Work instructions
According to the excerpt on remote mobile development, which service runs test suites on real Android and iOS devices in Google's data centre?

The COVID-19 pandemic forced software teams worldwide to go fully remote almost overnight in early 2020. For mobile development teams — where physical device testing, whiteboard architecture sessions, and side-by-side debugging were the norm — this was a significant adjustment. Eight months in, the patterns that work have become clear.
CI/CD Is Now Non-Negotiable
Without the ability to share a physical build machine, every team needs automated continuous integration. For mobile, the leading services in 2020 are:
- Bitrise — purpose-built for iOS and Android CI/CD, generous free tier
- GitHub Actions — flexible, integrated with your repository
- Fastlane — automates code signing, building, and App Store / Play Store submission locally or on any CI
- Firebase App Distribution — distribute test builds to testers without going through the App Store
Real Device Testing Without Physical Devices
Firebase Test Lab runs your test suite on real Android and iOS devices in Google’s data centre. BrowserStack App Automate provides similar functionality. For crash reporting and analytics, Firebase Crashlytics remains the gold standard — it surfaces production crashes with full stack traces before users complain.

Page layout parsing data

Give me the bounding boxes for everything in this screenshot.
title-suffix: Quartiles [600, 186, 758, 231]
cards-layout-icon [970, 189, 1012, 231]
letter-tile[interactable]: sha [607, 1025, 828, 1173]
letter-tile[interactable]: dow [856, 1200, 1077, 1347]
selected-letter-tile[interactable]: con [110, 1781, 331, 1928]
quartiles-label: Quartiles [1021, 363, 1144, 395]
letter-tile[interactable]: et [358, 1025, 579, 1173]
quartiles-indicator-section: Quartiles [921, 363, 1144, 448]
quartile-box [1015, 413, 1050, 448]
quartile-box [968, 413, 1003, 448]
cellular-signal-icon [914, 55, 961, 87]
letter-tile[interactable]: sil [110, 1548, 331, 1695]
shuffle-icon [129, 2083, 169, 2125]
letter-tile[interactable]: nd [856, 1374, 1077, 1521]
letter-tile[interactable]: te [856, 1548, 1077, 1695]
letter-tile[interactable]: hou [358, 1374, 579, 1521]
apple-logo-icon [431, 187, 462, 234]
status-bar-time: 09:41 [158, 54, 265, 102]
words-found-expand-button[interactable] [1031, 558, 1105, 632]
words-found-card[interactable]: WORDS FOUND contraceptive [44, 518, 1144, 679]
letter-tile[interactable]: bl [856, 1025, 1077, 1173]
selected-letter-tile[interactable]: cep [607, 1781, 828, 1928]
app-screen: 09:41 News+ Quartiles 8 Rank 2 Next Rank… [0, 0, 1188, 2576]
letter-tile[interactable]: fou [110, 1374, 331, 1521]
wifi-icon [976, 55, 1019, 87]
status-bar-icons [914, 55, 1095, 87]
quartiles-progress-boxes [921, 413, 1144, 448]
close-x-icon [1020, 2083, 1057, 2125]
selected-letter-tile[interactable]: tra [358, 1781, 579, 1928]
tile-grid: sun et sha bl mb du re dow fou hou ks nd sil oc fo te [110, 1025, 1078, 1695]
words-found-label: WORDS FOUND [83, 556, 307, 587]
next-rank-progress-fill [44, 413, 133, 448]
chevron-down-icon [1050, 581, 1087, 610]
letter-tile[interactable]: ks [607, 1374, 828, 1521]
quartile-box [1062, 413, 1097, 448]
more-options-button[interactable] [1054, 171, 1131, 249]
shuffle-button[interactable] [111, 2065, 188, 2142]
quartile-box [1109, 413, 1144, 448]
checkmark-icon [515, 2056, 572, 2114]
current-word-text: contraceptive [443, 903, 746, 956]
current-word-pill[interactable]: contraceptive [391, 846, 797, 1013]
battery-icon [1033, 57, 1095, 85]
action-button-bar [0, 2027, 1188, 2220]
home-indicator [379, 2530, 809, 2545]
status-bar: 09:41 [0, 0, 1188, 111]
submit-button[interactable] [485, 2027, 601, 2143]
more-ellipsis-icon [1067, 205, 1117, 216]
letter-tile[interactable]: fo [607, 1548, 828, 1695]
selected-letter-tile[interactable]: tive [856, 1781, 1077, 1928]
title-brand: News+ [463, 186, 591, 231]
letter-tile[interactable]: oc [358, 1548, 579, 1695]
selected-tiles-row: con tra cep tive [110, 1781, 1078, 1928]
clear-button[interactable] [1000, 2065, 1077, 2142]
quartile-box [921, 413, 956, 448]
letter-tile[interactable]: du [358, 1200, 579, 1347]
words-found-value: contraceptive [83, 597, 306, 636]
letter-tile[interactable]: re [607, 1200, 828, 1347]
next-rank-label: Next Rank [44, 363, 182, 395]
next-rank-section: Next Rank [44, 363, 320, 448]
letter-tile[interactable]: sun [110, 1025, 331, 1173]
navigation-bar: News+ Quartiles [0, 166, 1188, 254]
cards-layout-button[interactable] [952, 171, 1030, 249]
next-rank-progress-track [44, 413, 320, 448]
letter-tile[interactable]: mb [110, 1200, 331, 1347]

Expected output
Firebase Test Lab.